— THE EXERCISE —
Search the entries below. Return every line that has "JSON" in it.

** Begin RECORDS **

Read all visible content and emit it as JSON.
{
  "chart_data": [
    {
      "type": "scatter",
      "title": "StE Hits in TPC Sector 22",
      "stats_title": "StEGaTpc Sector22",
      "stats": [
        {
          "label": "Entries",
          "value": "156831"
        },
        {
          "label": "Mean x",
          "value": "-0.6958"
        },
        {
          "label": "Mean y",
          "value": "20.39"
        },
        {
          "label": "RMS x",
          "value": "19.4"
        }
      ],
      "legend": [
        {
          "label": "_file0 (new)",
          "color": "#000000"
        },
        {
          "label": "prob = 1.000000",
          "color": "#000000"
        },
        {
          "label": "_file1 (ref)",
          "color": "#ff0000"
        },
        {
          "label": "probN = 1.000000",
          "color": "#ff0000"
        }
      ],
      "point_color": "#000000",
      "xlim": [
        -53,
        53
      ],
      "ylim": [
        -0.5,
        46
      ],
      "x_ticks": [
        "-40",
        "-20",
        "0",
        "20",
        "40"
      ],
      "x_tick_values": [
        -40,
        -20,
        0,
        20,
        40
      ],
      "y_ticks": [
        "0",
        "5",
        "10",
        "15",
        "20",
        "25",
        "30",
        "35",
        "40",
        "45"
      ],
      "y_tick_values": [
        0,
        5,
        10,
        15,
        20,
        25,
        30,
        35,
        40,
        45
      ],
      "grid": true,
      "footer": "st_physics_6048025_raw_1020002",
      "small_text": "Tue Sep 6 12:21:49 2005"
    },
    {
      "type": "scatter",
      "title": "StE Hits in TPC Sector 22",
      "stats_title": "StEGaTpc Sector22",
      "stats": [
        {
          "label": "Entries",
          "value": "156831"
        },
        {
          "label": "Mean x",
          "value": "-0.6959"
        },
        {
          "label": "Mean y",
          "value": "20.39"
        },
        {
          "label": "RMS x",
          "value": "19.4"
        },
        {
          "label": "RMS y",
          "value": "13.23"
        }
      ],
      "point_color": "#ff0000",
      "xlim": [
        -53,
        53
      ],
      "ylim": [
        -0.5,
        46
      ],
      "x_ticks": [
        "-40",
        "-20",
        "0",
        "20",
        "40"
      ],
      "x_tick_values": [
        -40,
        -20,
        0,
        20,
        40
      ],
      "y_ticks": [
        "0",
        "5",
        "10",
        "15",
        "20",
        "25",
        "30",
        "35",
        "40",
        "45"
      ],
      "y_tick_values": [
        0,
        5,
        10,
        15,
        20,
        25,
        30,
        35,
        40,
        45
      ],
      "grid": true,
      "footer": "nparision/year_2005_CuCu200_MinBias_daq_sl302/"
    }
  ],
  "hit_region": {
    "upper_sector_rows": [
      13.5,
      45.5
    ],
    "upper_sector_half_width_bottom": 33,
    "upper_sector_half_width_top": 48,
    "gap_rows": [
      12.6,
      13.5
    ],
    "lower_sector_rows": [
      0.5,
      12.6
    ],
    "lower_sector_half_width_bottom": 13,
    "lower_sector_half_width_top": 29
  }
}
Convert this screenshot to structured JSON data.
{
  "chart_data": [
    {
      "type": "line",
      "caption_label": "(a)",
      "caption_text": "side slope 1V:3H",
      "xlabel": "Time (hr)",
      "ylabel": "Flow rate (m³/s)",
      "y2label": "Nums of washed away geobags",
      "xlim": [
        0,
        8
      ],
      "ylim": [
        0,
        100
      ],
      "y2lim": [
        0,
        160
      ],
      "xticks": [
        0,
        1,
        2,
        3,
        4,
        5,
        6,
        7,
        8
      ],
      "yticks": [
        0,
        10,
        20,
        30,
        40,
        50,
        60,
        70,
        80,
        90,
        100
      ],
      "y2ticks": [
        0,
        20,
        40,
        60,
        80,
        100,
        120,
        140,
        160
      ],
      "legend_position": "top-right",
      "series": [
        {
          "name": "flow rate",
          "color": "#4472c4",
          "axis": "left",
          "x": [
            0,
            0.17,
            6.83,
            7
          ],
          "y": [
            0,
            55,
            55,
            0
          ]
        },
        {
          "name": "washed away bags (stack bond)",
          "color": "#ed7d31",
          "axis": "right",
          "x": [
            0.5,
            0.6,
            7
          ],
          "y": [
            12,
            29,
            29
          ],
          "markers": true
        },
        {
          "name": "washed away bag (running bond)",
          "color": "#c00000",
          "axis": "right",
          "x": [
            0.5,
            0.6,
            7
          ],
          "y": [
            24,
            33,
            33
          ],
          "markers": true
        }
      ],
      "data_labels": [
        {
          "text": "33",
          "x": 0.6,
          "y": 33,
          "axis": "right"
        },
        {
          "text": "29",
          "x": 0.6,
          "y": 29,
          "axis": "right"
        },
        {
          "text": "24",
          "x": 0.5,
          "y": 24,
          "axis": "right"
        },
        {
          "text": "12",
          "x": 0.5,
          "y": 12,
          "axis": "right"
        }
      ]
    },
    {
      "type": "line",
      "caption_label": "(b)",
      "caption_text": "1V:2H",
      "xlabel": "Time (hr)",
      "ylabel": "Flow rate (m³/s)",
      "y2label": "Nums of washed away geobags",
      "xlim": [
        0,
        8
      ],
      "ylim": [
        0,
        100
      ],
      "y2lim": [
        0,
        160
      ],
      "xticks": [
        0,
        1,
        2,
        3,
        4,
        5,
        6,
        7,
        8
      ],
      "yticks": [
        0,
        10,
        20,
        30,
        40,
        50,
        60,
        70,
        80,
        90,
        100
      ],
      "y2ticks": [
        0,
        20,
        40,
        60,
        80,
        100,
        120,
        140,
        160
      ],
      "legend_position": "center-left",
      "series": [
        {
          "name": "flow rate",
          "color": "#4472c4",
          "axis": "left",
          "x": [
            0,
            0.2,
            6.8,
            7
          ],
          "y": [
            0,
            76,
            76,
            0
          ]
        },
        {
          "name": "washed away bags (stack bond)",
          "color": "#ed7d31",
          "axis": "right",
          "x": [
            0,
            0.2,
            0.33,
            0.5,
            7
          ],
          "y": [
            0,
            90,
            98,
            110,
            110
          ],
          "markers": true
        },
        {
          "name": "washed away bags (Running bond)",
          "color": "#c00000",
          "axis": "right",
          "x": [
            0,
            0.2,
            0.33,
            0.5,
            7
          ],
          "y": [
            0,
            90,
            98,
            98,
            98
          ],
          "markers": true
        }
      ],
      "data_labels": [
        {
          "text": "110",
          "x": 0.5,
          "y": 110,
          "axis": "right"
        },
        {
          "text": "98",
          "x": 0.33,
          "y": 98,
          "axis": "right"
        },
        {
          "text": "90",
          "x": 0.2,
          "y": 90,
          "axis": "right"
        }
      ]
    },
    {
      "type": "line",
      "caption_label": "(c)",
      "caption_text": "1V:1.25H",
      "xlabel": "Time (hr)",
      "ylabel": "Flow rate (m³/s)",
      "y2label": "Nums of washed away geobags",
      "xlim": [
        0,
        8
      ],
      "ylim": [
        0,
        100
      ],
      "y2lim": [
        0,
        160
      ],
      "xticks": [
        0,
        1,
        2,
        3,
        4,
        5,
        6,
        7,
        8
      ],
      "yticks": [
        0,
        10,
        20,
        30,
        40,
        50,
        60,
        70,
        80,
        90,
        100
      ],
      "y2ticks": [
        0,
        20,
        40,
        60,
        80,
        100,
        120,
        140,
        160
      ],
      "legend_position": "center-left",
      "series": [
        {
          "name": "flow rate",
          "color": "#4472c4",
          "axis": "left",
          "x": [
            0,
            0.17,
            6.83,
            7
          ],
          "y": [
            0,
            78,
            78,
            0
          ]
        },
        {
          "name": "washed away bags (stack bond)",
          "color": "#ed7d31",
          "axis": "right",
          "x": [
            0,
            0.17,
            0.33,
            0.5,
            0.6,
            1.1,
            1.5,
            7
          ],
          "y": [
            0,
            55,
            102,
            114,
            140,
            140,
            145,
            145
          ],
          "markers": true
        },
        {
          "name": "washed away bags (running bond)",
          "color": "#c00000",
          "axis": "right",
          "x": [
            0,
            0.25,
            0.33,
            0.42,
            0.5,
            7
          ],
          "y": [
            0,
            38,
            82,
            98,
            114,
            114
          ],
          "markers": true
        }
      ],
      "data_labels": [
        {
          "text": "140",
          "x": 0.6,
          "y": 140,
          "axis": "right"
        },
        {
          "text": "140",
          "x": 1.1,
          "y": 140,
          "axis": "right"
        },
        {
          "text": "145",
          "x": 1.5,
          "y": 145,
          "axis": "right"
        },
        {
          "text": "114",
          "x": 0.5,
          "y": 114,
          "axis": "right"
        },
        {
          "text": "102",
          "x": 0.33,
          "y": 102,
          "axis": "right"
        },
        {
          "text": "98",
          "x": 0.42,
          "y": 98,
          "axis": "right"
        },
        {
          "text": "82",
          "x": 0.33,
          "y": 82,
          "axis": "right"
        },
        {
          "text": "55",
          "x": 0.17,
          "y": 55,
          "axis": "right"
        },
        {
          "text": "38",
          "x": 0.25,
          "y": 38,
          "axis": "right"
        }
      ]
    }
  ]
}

** End RECORDS **

— ANSWER TO THE TASK —
Read all visible content and emit it as JSON.
Convert this screenshot to structured JSON data.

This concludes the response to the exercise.